DIRECTIONS FOR THIS TASK:
Wherever the word "через" turns up in a line of the entries, copy that line.

_ _ _ _ _ _ _

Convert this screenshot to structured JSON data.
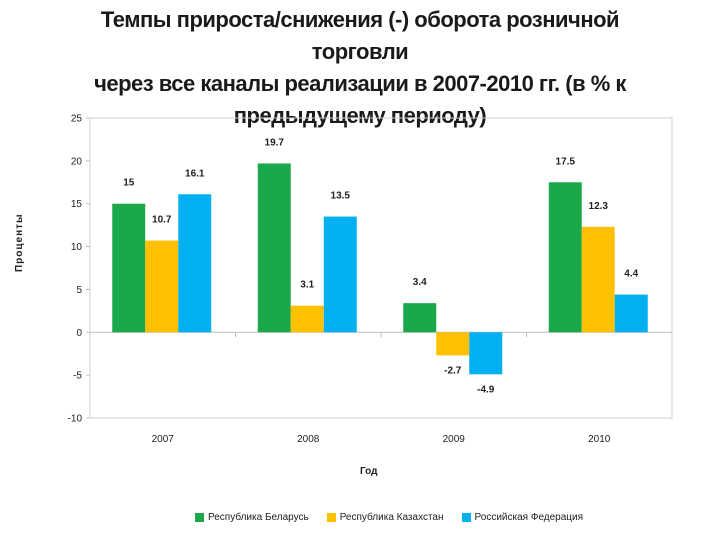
{
  "title": {
    "line1": "Темпы прироста/снижения (-) оборота розничной торговли",
    "line2": "через все каналы реализации в 2007-2010 гг. (в % к",
    "line3": "предыдущему периоду)"
  },
  "chart_data": {
    "type": "bar",
    "title": "Темпы прироста/снижения (-) оборота розничной торговли через все каналы реализации в 2007-2010 гг. (в % к предыдущему периоду)",
    "xlabel": "Год",
    "ylabel": "Проценты",
    "categories": [
      "2007",
      "2008",
      "2009",
      "2010"
    ],
    "ylim": [
      -10,
      25
    ],
    "yticks": [
      25,
      20,
      15,
      10,
      5,
      0,
      -5,
      -10
    ],
    "grid": false,
    "legend_position": "bottom",
    "series": [
      {
        "name": "Республика Беларусь",
        "color": "#1aa84b",
        "values": [
          15,
          19.7,
          3.4,
          17.5
        ],
        "labels": [
          "15",
          "19.7",
          "3.4",
          "17.5"
        ]
      },
      {
        "name": "Республика Казахстан",
        "color": "#ffc000",
        "values": [
          10.7,
          3.1,
          -2.7,
          12.3
        ],
        "labels": [
          "10.7",
          "3.1",
          "-2.7",
          "12.3"
        ]
      },
      {
        "name": "Российская Федерация",
        "color": "#00b0f0",
        "values": [
          16.1,
          13.5,
          -4.9,
          4.4
        ],
        "labels": [
          "16.1",
          "13.5",
          "-4.9",
          "4.4"
        ]
      }
    ]
  }
}
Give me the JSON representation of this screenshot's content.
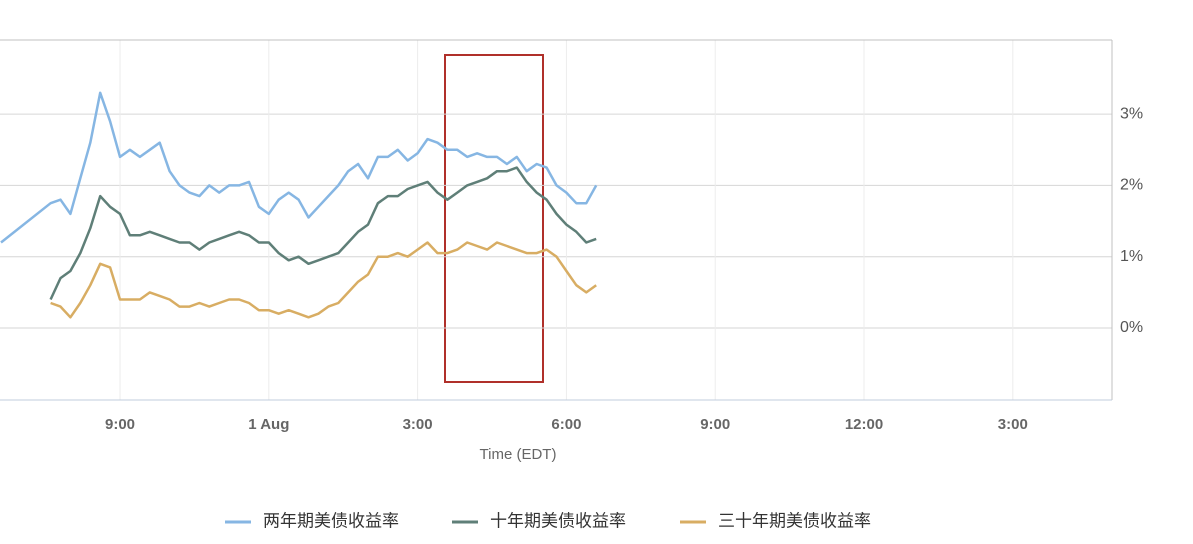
{
  "chart_data": {
    "type": "line",
    "xlabel": "Time (EDT)",
    "x": [
      -5.4,
      -4.4,
      -4.2,
      -4.0,
      -3.8,
      -3.6,
      -3.4,
      -3.2,
      -3.0,
      -2.8,
      -2.6,
      -2.4,
      -2.2,
      -2.0,
      -1.8,
      -1.6,
      -1.4,
      -1.2,
      -1.0,
      -0.8,
      -0.6,
      -0.4,
      -0.2,
      0.0,
      0.2,
      0.4,
      0.6,
      0.8,
      1.0,
      1.2,
      1.4,
      1.6,
      1.8,
      2.0,
      2.2,
      2.4,
      2.6,
      2.8,
      3.0,
      3.2,
      3.4,
      3.6,
      3.8,
      4.0,
      4.2,
      4.4,
      4.6,
      4.8,
      5.0,
      5.2,
      5.4,
      5.6,
      5.8,
      6.0,
      6.2,
      6.4,
      6.6
    ],
    "series": [
      {
        "name": "两年期美债收益率",
        "color": "#86b6e3",
        "values": [
          1.2,
          1.75,
          1.8,
          1.6,
          2.1,
          2.6,
          3.3,
          2.9,
          2.4,
          2.5,
          2.4,
          2.5,
          2.6,
          2.2,
          2.0,
          1.9,
          1.85,
          2.0,
          1.9,
          2.0,
          2.0,
          2.05,
          1.7,
          1.6,
          1.8,
          1.9,
          1.8,
          1.55,
          1.7,
          1.85,
          2.0,
          2.2,
          2.3,
          2.1,
          2.4,
          2.4,
          2.5,
          2.35,
          2.45,
          2.65,
          2.6,
          2.5,
          2.5,
          2.4,
          2.45,
          2.4,
          2.4,
          2.3,
          2.4,
          2.2,
          2.3,
          2.25,
          2.0,
          1.9,
          1.75,
          1.75,
          2.0
        ]
      },
      {
        "name": "十年期美债收益率",
        "color": "#5f7f78",
        "values": [
          null,
          0.4,
          0.7,
          0.8,
          1.05,
          1.4,
          1.85,
          1.7,
          1.6,
          1.3,
          1.3,
          1.35,
          1.3,
          1.25,
          1.2,
          1.2,
          1.1,
          1.2,
          1.25,
          1.3,
          1.35,
          1.3,
          1.2,
          1.2,
          1.05,
          0.95,
          1.0,
          0.9,
          0.95,
          1.0,
          1.05,
          1.2,
          1.35,
          1.45,
          1.75,
          1.85,
          1.85,
          1.95,
          2.0,
          2.05,
          1.9,
          1.8,
          1.9,
          2.0,
          2.05,
          2.1,
          2.2,
          2.2,
          2.25,
          2.05,
          1.9,
          1.8,
          1.6,
          1.45,
          1.35,
          1.2,
          1.25
        ]
      },
      {
        "name": "三十年期美债收益率",
        "color": "#d8ad63",
        "values": [
          null,
          0.35,
          0.3,
          0.15,
          0.35,
          0.6,
          0.9,
          0.85,
          0.4,
          0.4,
          0.4,
          0.5,
          0.45,
          0.4,
          0.3,
          0.3,
          0.35,
          0.3,
          0.35,
          0.4,
          0.4,
          0.35,
          0.25,
          0.25,
          0.2,
          0.25,
          0.2,
          0.15,
          0.2,
          0.3,
          0.35,
          0.5,
          0.65,
          0.75,
          1.0,
          1.0,
          1.05,
          1.0,
          1.1,
          1.2,
          1.05,
          1.05,
          1.1,
          1.2,
          1.15,
          1.1,
          1.2,
          1.15,
          1.1,
          1.05,
          1.05,
          1.1,
          1.0,
          0.8,
          0.6,
          0.5,
          0.6
        ]
      }
    ],
    "xlim": [
      -5.42,
      17.0
    ],
    "xticks": [
      {
        "value": -3,
        "label": "9:00"
      },
      {
        "value": 0,
        "label": "1 Aug"
      },
      {
        "value": 3,
        "label": "3:00"
      },
      {
        "value": 6,
        "label": "6:00"
      },
      {
        "value": 9,
        "label": "9:00"
      },
      {
        "value": 12,
        "label": "12:00"
      },
      {
        "value": 15,
        "label": "3:00"
      }
    ],
    "ylim": [
      -1.01,
      4.04
    ],
    "yticks": [
      {
        "value": 0,
        "label": "0%"
      },
      {
        "value": 1,
        "label": "1%"
      },
      {
        "value": 2,
        "label": "2%"
      },
      {
        "value": 3,
        "label": "3%"
      }
    ],
    "grid": true,
    "legend": "bottom"
  }
}
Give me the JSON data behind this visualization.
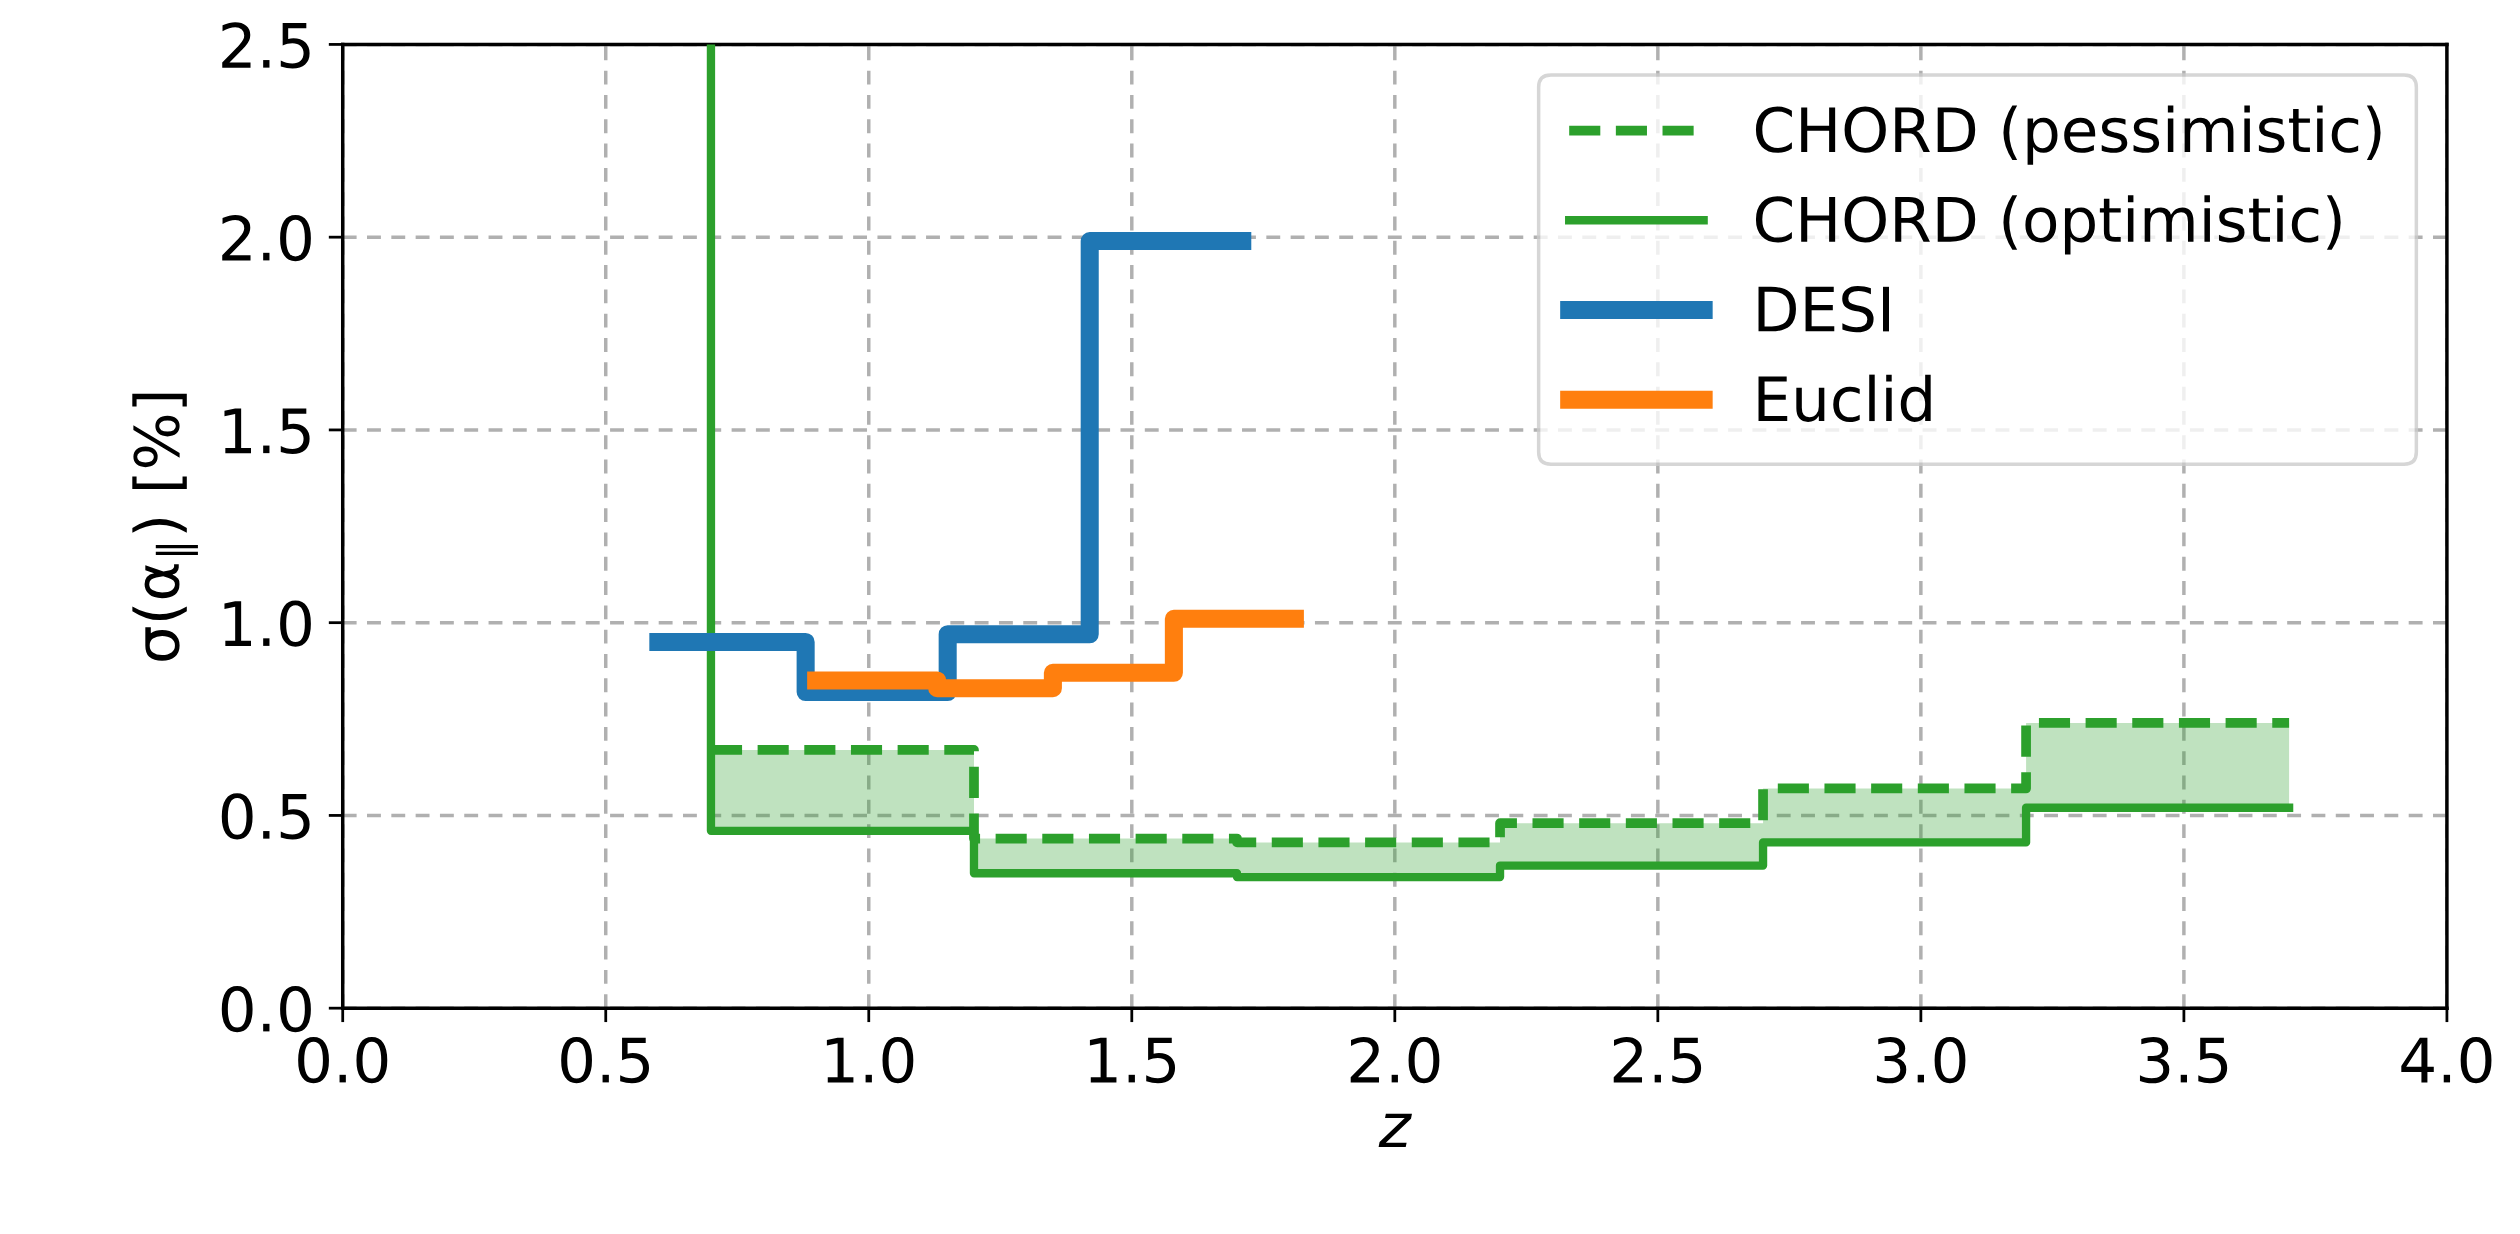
{
  "chart_data": {
    "type": "step",
    "xlabel": "z",
    "ylabel": "σ(α$_{∥}$) [%]",
    "xlim": [
      0.0,
      4.0
    ],
    "ylim": [
      0.0,
      2.5
    ],
    "xticks": [
      {
        "value": 0,
        "label": "0.0"
      },
      0.5,
      {
        "value": 1,
        "label": "1.0"
      },
      1.5,
      {
        "value": 2,
        "label": "2.0"
      },
      2.5,
      {
        "value": 3,
        "label": "3.0"
      },
      3.5,
      {
        "value": 4,
        "label": "4.0"
      }
    ],
    "yticks": [
      {
        "value": 0,
        "label": "0.0"
      },
      0.5,
      {
        "value": 1,
        "label": "1.0"
      },
      1.5,
      {
        "value": 2,
        "label": "2.0"
      },
      2.5
    ],
    "grid": true,
    "legend": "top right",
    "series": [
      {
        "name": "CHORD (pessimistic)",
        "color": "#2ca02c",
        "line_style": "dashed",
        "x": [
          0.7,
          1.2,
          1.7,
          2.2,
          2.7,
          3.2,
          3.7
        ],
        "values": [
          0.67,
          0.44,
          0.43,
          0.48,
          0.57,
          0.74,
          0.74
        ],
        "lower": [
          0.46,
          0.35,
          0.34,
          0.37,
          0.43,
          0.52,
          0.52
        ],
        "upper": [
          0.67,
          0.44,
          0.43,
          0.48,
          0.57,
          0.74,
          0.74
        ]
      },
      {
        "name": "CHORD (optimistic)",
        "color": "#2ca02c",
        "line_style": "solid",
        "x": [
          0.7,
          0.7,
          1.2,
          1.7,
          2.2,
          2.7,
          3.2,
          3.7
        ],
        "values": [
          2.5,
          0.46,
          0.35,
          0.34,
          0.37,
          0.43,
          0.52,
          0.52
        ]
      },
      {
        "name": "DESI",
        "color": "#1f77b4",
        "line_style": "solid",
        "x": [
          0.6,
          0.88,
          1.15,
          1.42,
          1.71
        ],
        "values": [
          0.95,
          0.82,
          0.97,
          1.99,
          1.99
        ]
      },
      {
        "name": "Euclid",
        "color": "#ff7f0e",
        "line_style": "solid",
        "x": [
          0.9,
          1.13,
          1.35,
          1.58,
          1.81
        ],
        "values": [
          0.85,
          0.83,
          0.87,
          1.01,
          1.01
        ]
      }
    ]
  }
}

_ _ _ _ _ _ _

TASK RESPONSE:
    "line2": "через все каналы реализации в 2007-2010 гг. (в % к",
    "title": "Темпы прироста/снижения (-) оборота розничной торговли через все каналы реализации в 2007-2010 гг. (в % к предыдущему периоду)",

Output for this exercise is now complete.